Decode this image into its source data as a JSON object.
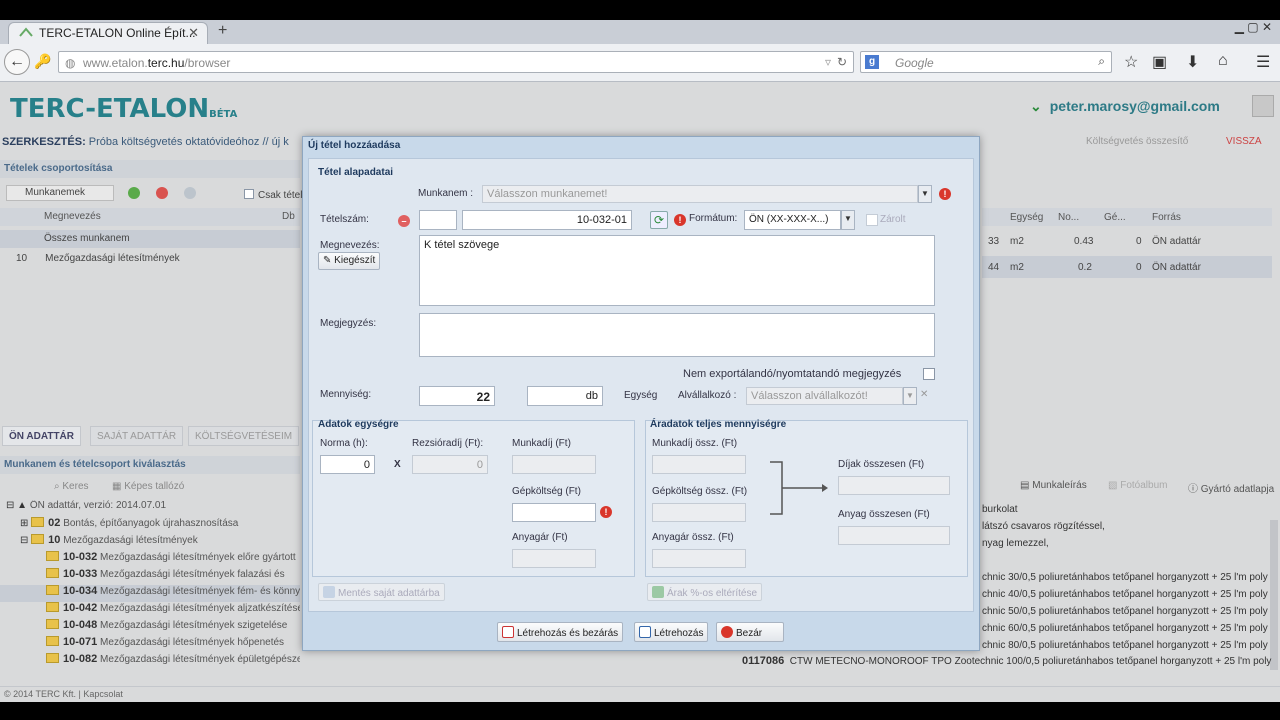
{
  "browser": {
    "tab_title": "TERC-ETALON Online Épít...",
    "url_prefix": "www.etalon.",
    "url_domain": "terc.hu",
    "url_path": "/browser",
    "search_placeholder": "Google"
  },
  "header": {
    "logo": "TERC-ETALON",
    "logo_beta": "BÉTA",
    "user_email": "peter.marosy@gmail.com"
  },
  "editbar": {
    "label": "SZERKESZTÉS:",
    "project": "Próba költségvetés oktatóvideóhoz // új k",
    "right_hint": "Költségvetés összesítő",
    "back": "VISSZA"
  },
  "left_panel": {
    "section_title": "Tételek csoportosítása",
    "group_select": "Munkanemek",
    "only_items": "Csak tétel",
    "columns": [
      "Megnevezés",
      "Db"
    ],
    "rows": [
      {
        "num": "",
        "name": "Összes munkanem"
      },
      {
        "num": "10",
        "name": "Mezőgazdasági létesítmények"
      }
    ],
    "tabs": [
      "ÖN ADATTÁR",
      "SAJÁT ADATTÁR",
      "KÖLTSÉGVETÉSEIM"
    ],
    "tree_title": "Munkanem és tételcsoport kiválasztás",
    "tree_tools": [
      "Keres",
      "Képes tallózó"
    ],
    "tree": [
      {
        "code": "",
        "text": "ÖN adattár, verzió: 2014.07.01",
        "level": 0
      },
      {
        "code": "02",
        "text": "Bontás, építőanyagok újrahasznosítása",
        "level": 1
      },
      {
        "code": "10",
        "text": "Mezőgazdasági létesítmények",
        "level": 1
      },
      {
        "code": "10-032",
        "text": "Mezőgazdasági létesítmények előre gyártott",
        "level": 2
      },
      {
        "code": "10-033",
        "text": "Mezőgazdasági létesítmények falazási és",
        "level": 2
      },
      {
        "code": "10-034",
        "text": "Mezőgazdasági létesítmények fém- és könnyű",
        "level": 2,
        "selected": true
      },
      {
        "code": "10-042",
        "text": "Mezőgazdasági létesítmények aljzatkészítése",
        "level": 2
      },
      {
        "code": "10-048",
        "text": "Mezőgazdasági létesítmények szigetelése",
        "level": 2
      },
      {
        "code": "10-071",
        "text": "Mezőgazdasági létesítmények hőpenetés",
        "level": 2
      },
      {
        "code": "10-082",
        "text": "Mezőgazdasági létesítmények épületgépészeti szerelvények és berendezések szerelése",
        "level": 2
      }
    ],
    "status": "© 2014 TERC Kft. | Kapcsolat"
  },
  "right_panel": {
    "columns": [
      "Egység",
      "No...",
      "Gé...",
      "Forrás"
    ],
    "rows": [
      {
        "n": "33",
        "unit": "m2",
        "no": "0.43",
        "ge": "0",
        "src": "ÖN adattár"
      },
      {
        "n": "44",
        "unit": "m2",
        "no": "0.2",
        "ge": "0",
        "src": "ÖN adattár"
      }
    ],
    "tools": [
      "Munkaleírás",
      "Fotóalbum",
      "Gyártó adatlapja"
    ],
    "lines": [
      "burkolat",
      "látszó csavaros rögzítéssel,",
      "nyag lemezzel,",
      "chnic 30/0,5 poliuretánhabos tetőpanel horganyzott + 25 l'm poly",
      "chnic 40/0,5 poliuretánhabos tetőpanel horganyzott + 25 l'm poly",
      "chnic 50/0,5 poliuretánhabos tetőpanel horganyzott + 25 l'm poly",
      "chnic 60/0,5 poliuretánhabos tetőpanel horganyzott + 25 l'm poly",
      "chnic 80/0,5 poliuretánhabos tetőpanel horganyzott + 25 l'm poly"
    ],
    "bottom_code": "0117086",
    "bottom_text": "CTW METECNO-MONOROOF TPO Zootechnic 100/0,5 poliuretánhabos tetőpanel horganyzott + 25 l'm poly"
  },
  "modal": {
    "title": "Új tétel hozzáadása",
    "basic_section": "Tétel alapadatai",
    "munkanem_label": "Munkanem :",
    "munkanem_placeholder": "Válasszon munkanemet!",
    "tetelszam_label": "Tételszám:",
    "tetelszam_prefix": "",
    "tetelszam_value": "10-032-01",
    "format_label": "Formátum:",
    "format_value": "ÖN (XX-XXX-X...)",
    "zarolt_label": "Zárolt",
    "megnevezes_label": "Megnevezés:",
    "kiegeszit_button": "Kiegészít",
    "megnevezes_value": "K tétel szövege",
    "megjegyzes_label": "Megjegyzés:",
    "megjegyzes_value": "",
    "nem_export_label": "Nem exportálandó/nyomtatandó megjegyzés",
    "mennyiseg_label": "Mennyiség:",
    "mennyiseg_value": "22",
    "unit_value": "db",
    "egyseg_label": "Egység",
    "alvallalkozo_label": "Alvállalkozó :",
    "alvallalkozo_placeholder": "Válasszon alvállalkozót!",
    "unit_section": "Adatok egységre",
    "norma_label": "Norma (h):",
    "norma_value": "0",
    "x_sign": "X",
    "rezsioradij_label": "Rezsióradíj (Ft):",
    "rezsioradij_value": "0",
    "munkadij_label": "Munkadíj (Ft)",
    "gepkoltseg_label": "Gépköltség (Ft)",
    "anyagar_label": "Anyagár (Ft)",
    "mentes_button": "Mentés saját adattárba",
    "total_section": "Áradatok teljes mennyiségre",
    "munkadij_ossz_label": "Munkadíj össz. (Ft)",
    "gepkoltseg_ossz_label": "Gépköltség össz. (Ft)",
    "anyagar_ossz_label": "Anyagár össz. (Ft)",
    "dijak_label": "Díjak összesen (Ft)",
    "anyag_label": "Anyag összesen (Ft)",
    "arak_button": "Árak %-os eltérítése",
    "btn_create_close": "Létrehozás és bezárás",
    "btn_create": "Létrehozás",
    "btn_close": "Bezár"
  }
}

* AIM
Show, from the listing above, each line that contains the word "Mezőgazdasági".

* ANSWER TO THIS EXERCISE
        "name": "Mezőgazdasági létesítmények"
        "text": "Mezőgazdasági létesítmények",
        "text": "Mezőgazdasági létesítmények előre gyártott",
        "text": "Mezőgazdasági létesítmények falazási és",
        "text": "Mezőgazdasági létesítmények fém- és könnyű",
        "text": "Mezőgazdasági létesítmények aljzatkészítése",
        "text": "Mezőgazdasági létesítmények szigetelése",
        "text": "Mezőgazdasági létesítmények hőpenetés",
        "text": "Mezőgazdasági létesítmények épületgépészeti szerelvények és berendezések szerelése",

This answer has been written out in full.